>> start Given data

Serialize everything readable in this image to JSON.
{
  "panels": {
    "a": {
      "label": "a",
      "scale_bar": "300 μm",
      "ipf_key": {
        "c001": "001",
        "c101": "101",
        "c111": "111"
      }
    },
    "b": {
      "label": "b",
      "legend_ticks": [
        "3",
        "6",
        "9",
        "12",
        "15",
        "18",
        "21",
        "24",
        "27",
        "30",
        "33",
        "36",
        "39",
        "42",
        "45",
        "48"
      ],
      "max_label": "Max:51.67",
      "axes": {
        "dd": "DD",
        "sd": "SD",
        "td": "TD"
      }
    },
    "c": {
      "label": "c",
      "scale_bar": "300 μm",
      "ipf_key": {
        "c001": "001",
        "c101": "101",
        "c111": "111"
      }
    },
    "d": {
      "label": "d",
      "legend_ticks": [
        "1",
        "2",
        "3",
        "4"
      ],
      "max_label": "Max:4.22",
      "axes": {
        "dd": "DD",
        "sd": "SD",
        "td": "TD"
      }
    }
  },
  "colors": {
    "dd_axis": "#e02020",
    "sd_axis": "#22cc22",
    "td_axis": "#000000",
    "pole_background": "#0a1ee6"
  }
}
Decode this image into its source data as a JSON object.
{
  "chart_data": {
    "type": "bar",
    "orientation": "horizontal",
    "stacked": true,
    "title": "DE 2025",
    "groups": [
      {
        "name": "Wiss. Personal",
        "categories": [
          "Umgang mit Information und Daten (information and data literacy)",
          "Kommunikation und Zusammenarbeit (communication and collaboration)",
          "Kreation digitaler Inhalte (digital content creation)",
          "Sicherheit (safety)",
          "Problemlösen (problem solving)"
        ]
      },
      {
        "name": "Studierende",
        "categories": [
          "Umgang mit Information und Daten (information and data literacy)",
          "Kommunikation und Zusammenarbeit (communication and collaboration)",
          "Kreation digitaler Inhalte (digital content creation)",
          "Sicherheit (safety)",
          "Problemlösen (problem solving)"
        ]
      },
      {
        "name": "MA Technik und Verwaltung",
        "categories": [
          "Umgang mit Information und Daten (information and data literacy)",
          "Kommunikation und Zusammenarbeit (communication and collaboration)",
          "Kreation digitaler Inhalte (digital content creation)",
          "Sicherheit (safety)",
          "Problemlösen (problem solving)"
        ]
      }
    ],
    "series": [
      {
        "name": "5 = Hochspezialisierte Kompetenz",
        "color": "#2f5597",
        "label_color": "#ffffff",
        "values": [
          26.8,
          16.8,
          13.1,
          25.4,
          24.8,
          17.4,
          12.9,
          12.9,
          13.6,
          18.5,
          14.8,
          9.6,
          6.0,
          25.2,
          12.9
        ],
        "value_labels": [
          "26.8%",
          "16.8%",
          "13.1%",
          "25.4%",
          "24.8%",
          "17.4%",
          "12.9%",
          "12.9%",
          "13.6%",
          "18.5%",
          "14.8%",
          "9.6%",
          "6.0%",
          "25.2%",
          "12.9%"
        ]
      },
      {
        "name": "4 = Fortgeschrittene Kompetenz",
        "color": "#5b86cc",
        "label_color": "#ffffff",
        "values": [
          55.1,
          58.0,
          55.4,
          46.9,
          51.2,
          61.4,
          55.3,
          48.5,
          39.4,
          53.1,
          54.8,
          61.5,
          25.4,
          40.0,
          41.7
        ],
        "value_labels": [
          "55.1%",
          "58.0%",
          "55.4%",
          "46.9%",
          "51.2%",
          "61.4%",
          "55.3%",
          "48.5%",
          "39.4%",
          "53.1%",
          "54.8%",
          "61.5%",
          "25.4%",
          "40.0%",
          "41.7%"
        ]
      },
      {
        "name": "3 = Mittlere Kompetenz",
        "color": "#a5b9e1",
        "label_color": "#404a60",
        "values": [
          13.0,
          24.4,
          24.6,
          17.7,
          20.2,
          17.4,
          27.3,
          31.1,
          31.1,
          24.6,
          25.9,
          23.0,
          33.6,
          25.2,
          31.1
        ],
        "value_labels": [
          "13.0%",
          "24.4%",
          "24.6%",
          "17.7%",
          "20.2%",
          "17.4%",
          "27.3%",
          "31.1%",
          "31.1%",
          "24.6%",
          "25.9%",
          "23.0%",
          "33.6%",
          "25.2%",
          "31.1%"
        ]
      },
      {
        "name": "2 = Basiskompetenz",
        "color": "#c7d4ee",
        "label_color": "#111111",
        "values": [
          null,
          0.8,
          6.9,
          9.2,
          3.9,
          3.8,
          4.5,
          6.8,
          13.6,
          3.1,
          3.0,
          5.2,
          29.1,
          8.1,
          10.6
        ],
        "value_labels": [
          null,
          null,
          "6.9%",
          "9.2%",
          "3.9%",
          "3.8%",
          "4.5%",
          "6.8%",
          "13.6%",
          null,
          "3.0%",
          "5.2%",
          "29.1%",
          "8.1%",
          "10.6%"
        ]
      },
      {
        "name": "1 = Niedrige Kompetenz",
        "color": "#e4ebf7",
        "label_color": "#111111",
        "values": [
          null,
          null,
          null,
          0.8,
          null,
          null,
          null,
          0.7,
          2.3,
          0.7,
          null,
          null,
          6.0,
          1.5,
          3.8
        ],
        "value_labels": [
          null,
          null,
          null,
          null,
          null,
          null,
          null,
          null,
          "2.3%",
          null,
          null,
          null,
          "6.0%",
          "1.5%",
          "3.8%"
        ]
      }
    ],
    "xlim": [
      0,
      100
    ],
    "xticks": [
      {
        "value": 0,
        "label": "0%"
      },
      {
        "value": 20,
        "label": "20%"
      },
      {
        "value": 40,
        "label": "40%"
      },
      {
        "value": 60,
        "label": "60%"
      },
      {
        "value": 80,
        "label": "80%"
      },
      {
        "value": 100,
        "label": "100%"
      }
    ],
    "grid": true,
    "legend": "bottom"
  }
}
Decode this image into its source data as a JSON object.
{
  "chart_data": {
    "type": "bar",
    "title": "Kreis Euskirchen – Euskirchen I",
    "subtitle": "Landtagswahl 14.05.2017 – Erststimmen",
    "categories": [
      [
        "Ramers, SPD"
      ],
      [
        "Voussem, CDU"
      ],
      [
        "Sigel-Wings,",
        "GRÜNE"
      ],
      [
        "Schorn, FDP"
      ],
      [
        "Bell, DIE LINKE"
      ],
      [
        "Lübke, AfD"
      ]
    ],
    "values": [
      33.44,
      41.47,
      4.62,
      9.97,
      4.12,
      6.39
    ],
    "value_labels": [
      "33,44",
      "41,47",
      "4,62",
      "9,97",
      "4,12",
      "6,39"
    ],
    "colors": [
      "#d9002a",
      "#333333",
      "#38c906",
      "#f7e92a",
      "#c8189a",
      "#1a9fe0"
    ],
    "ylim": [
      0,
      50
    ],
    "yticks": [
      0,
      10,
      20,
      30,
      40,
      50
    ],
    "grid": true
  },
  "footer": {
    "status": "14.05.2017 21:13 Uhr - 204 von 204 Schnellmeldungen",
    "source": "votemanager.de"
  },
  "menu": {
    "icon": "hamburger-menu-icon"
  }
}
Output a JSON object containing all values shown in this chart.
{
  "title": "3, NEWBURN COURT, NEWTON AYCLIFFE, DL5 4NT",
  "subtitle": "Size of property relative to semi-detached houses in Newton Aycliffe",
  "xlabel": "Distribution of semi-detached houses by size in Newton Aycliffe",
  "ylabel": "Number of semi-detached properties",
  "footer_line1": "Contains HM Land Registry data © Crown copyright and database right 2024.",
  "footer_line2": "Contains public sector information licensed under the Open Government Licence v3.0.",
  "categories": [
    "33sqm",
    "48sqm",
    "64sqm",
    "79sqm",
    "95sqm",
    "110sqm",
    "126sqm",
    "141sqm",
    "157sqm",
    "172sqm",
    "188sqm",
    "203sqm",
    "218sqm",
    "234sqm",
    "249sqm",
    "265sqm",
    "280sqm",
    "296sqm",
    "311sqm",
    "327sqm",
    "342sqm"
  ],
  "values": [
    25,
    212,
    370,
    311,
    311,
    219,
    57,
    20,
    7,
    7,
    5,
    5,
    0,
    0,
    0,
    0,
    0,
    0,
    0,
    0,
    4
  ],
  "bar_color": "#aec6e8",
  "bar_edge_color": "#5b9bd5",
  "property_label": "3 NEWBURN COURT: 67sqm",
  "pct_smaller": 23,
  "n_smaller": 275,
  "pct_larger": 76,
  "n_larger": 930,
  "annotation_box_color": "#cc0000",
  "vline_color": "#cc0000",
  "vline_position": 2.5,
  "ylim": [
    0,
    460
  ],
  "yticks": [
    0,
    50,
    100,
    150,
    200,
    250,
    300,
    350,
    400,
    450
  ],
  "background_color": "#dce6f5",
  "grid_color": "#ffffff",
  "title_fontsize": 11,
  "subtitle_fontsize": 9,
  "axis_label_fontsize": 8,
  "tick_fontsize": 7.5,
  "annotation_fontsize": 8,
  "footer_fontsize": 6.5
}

>> end Given data

Select every line where the word "COURT" occurs.

  "title": "3, NEWBURN COURT, NEWTON AYCLIFFE, DL5 4NT",
  "property_label": "3 NEWBURN COURT: 67sqm",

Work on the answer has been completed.